PROBLEM REQUIREMENTS: Scan the data below for the string "kabi". Copy every line where it appears.

Data listing

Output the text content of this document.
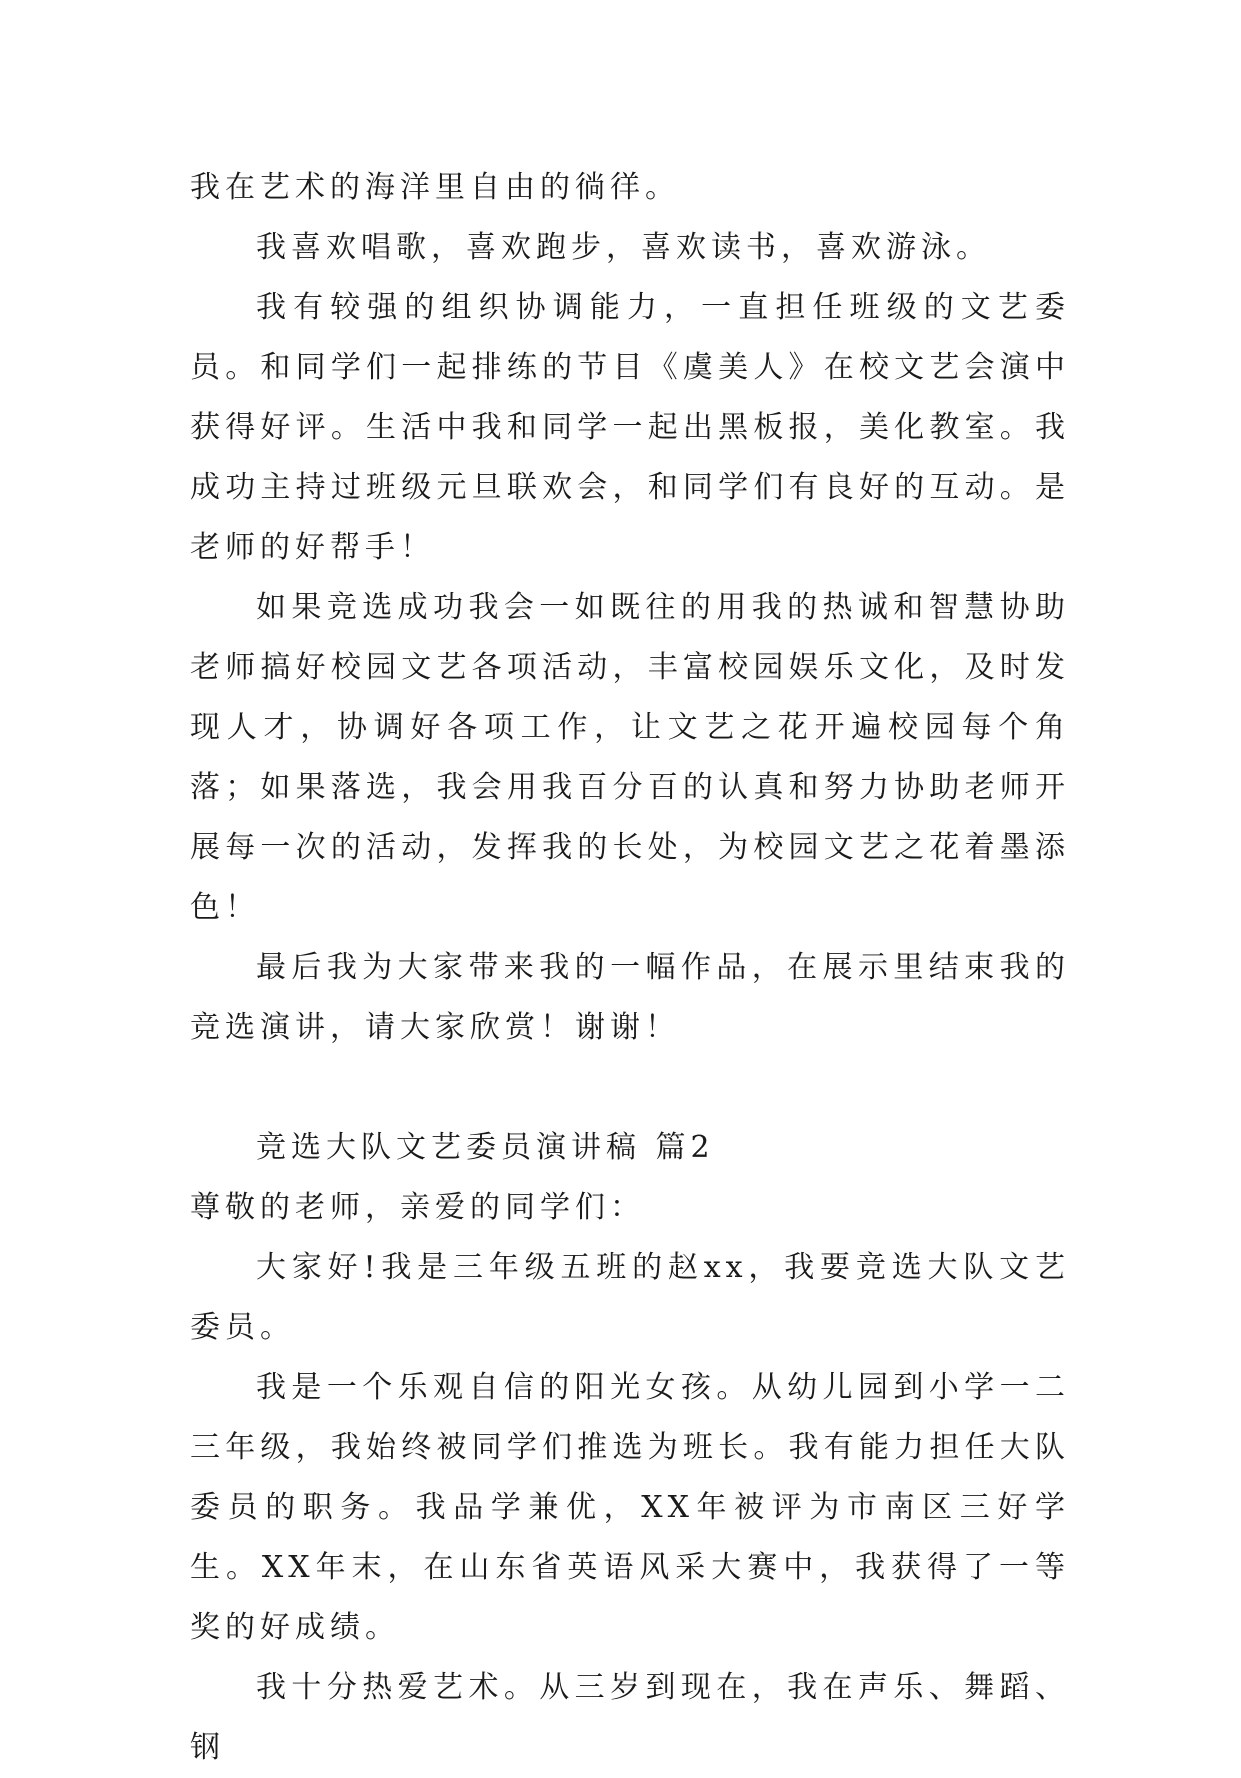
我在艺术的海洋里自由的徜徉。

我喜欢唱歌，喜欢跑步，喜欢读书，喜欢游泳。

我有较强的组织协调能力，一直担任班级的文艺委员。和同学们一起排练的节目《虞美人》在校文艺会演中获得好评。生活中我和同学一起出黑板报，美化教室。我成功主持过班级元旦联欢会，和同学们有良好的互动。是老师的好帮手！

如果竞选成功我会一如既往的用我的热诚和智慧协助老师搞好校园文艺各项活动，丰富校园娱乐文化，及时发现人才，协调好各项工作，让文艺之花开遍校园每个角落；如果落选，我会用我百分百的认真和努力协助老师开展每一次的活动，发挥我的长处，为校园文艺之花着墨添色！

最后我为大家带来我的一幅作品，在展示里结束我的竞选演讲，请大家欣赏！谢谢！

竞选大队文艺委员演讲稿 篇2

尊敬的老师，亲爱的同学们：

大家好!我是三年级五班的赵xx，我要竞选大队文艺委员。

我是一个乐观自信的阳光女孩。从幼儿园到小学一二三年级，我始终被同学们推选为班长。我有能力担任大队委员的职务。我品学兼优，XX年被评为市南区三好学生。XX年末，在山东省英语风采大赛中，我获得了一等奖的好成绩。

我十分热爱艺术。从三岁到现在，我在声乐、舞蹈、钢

...

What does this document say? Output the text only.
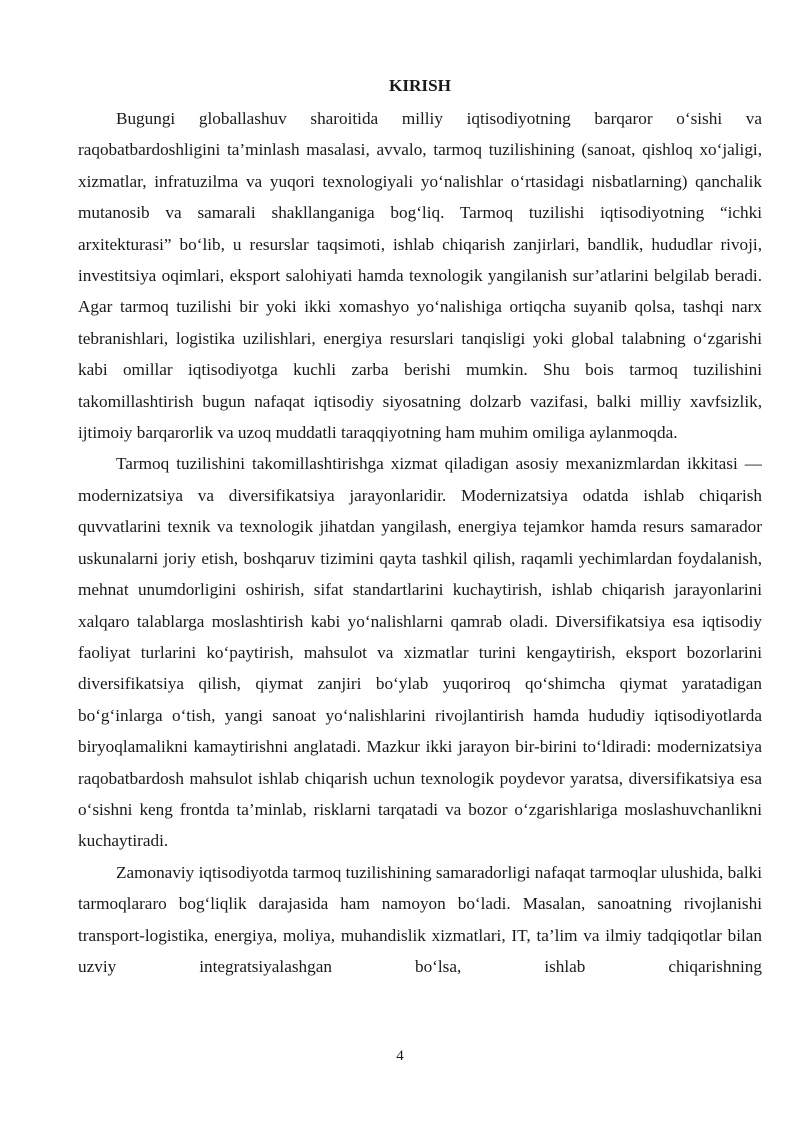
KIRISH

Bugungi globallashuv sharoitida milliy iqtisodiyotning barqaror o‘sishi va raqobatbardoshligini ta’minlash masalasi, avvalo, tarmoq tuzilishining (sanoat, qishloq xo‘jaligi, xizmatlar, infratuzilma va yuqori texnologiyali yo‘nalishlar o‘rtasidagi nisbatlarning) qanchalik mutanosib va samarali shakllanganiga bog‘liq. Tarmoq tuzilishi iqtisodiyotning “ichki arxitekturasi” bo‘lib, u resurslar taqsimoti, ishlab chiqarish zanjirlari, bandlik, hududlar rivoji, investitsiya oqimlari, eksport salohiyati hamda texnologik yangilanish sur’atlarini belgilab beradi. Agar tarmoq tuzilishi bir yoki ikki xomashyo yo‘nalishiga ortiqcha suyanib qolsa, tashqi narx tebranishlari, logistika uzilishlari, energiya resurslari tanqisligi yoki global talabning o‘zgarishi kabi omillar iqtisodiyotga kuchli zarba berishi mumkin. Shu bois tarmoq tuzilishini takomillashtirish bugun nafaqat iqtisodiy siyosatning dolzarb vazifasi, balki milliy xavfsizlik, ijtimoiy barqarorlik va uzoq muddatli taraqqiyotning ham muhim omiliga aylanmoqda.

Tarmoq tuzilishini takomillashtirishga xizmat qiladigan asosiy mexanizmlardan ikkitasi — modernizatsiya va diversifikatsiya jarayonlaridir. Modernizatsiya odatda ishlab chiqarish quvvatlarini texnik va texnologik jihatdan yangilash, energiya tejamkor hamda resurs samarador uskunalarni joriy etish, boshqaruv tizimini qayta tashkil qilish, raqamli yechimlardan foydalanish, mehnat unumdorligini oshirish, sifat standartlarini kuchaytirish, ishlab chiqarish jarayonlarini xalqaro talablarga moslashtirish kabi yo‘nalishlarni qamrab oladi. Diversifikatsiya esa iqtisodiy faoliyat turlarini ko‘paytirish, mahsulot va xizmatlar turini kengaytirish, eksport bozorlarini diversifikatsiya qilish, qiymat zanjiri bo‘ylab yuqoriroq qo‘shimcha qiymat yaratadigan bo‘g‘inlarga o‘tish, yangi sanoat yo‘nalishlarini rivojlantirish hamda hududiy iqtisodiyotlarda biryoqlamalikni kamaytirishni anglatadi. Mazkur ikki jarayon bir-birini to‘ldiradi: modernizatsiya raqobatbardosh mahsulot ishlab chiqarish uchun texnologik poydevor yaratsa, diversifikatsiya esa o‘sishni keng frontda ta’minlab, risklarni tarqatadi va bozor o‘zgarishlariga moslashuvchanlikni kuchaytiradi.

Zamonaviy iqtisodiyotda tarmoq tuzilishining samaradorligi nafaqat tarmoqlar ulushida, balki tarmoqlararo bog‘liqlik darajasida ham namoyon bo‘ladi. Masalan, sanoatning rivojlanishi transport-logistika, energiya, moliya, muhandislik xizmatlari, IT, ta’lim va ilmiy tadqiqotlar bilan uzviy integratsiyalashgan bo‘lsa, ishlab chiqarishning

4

---

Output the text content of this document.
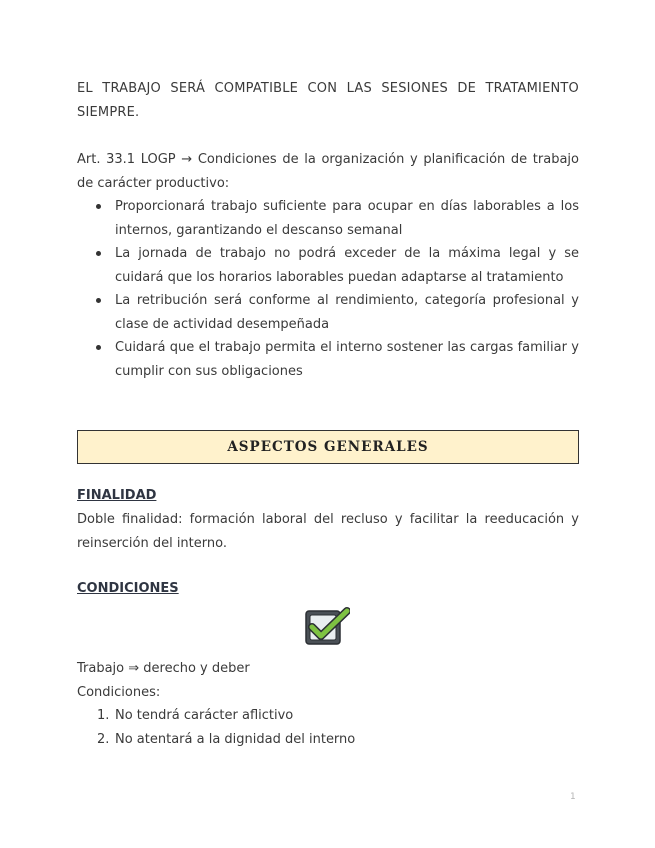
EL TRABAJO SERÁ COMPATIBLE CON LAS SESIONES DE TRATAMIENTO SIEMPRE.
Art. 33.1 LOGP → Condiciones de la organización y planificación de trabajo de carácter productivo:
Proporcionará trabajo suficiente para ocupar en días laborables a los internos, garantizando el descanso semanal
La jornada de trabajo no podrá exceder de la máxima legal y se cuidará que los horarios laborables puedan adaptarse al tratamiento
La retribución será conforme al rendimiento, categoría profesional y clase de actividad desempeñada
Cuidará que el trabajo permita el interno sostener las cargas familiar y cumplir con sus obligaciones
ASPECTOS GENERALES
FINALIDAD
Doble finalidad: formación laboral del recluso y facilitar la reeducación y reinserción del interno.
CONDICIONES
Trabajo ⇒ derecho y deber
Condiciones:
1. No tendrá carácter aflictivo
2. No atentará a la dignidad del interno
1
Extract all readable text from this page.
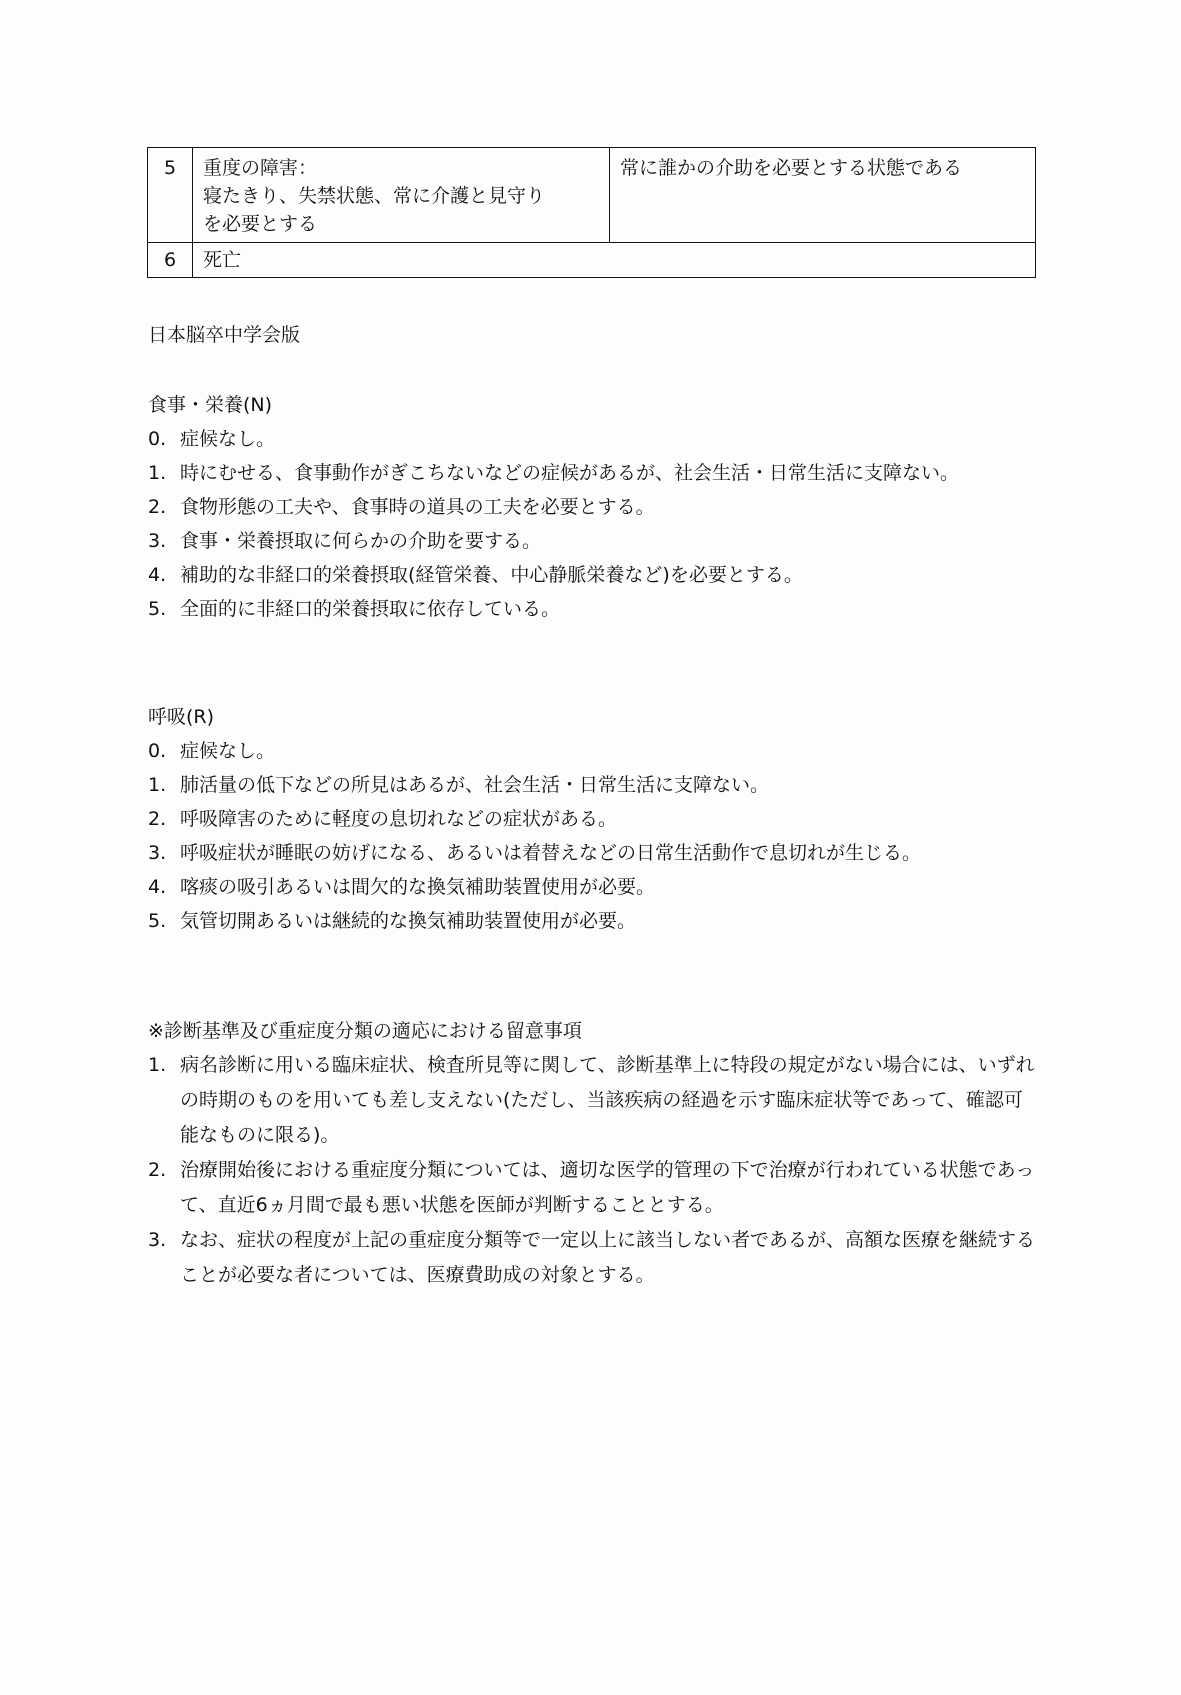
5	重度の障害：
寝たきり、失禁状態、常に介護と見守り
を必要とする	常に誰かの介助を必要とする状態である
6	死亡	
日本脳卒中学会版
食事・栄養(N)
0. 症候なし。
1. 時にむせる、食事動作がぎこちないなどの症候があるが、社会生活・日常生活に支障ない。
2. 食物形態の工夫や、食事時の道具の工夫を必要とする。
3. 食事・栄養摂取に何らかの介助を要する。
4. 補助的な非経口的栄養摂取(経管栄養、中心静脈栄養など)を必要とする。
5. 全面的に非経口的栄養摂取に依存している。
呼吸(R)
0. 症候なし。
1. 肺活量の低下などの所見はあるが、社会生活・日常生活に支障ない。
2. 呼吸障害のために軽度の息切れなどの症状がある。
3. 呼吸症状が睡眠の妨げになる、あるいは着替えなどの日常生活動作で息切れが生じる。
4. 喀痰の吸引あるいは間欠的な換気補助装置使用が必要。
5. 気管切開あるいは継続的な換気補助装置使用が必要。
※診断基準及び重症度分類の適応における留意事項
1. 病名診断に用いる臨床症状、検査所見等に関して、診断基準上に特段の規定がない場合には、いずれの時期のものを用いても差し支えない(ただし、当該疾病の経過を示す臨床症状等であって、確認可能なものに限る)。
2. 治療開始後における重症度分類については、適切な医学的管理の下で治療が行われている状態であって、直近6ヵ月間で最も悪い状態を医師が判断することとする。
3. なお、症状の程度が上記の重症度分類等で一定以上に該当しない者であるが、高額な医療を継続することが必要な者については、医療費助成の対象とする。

TASK RESULT:
Bugungi globallashuv sharoitida milliy iqtisodiyotning barqaror o‘sishi va raqobatbardoshligini ta’minlash masalasi, avvalo, tarmoq tuzilishining (sanoat, qishloq xo‘jaligi, xizmatlar, infratuzilma va yuqori texnologiyali yo‘nalishlar o‘rtasidagi nisbatlarning) qanchalik mutanosib va samarali shakllanganiga bog‘liq. Tarmoq tuzilishi iqtisodiyotning “ichki arxitekturasi” bo‘lib, u resurslar taqsimoti, ishlab chiqarish zanjirlari, bandlik, hududlar rivoji, investitsiya oqimlari, eksport salohiyati hamda texnologik yangilanish sur’atlarini belgilab beradi. Agar tarmoq tuzilishi bir yoki ikki xomashyo yo‘nalishiga ortiqcha suyanib qolsa, tashqi narx tebranishlari, logistika uzilishlari, energiya resurslari tanqisligi yoki global talabning o‘zgarishi kabi omillar iqtisodiyotga kuchli zarba berishi mumkin. Shu bois tarmoq tuzilishini takomillashtirish bugun nafaqat iqtisodiy siyosatning dolzarb vazifasi, balki milliy xavfsizlik, ijtimoiy barqarorlik va uzoq muddatli taraqqiyotning ham muhim omiliga aylanmoqda.
Tarmoq tuzilishini takomillashtirishga xizmat qiladigan asosiy mexanizmlardan ikkitasi — modernizatsiya va diversifikatsiya jarayonlaridir. Modernizatsiya odatda ishlab chiqarish quvvatlarini texnik va texnologik jihatdan yangilash, energiya tejamkor hamda resurs samarador uskunalarni joriy etish, boshqaruv tizimini qayta tashkil qilish, raqamli yechimlardan foydalanish, mehnat unumdorligini oshirish, sifat standartlarini kuchaytirish, ishlab chiqarish jarayonlarini xalqaro talablarga moslashtirish kabi yo‘nalishlarni qamrab oladi. Diversifikatsiya esa iqtisodiy faoliyat turlarini ko‘paytirish, mahsulot va xizmatlar turini kengaytirish, eksport bozorlarini diversifikatsiya qilish, qiymat zanjiri bo‘ylab yuqoriroq qo‘shimcha qiymat yaratadigan bo‘g‘inlarga o‘tish, yangi sanoat yo‘nalishlarini rivojlantirish hamda hududiy iqtisodiyotlarda biryoqlamalikni kamaytirishni anglatadi. Mazkur ikki jarayon bir-birini to‘ldiradi: modernizatsiya raqobatbardosh mahsulot ishlab chiqarish uchun texnologik poydevor yaratsa, diversifikatsiya esa o‘sishni keng frontda ta’minlab, risklarni tarqatadi va bozor o‘zgarishlariga moslashuvchanlikni kuchaytiradi.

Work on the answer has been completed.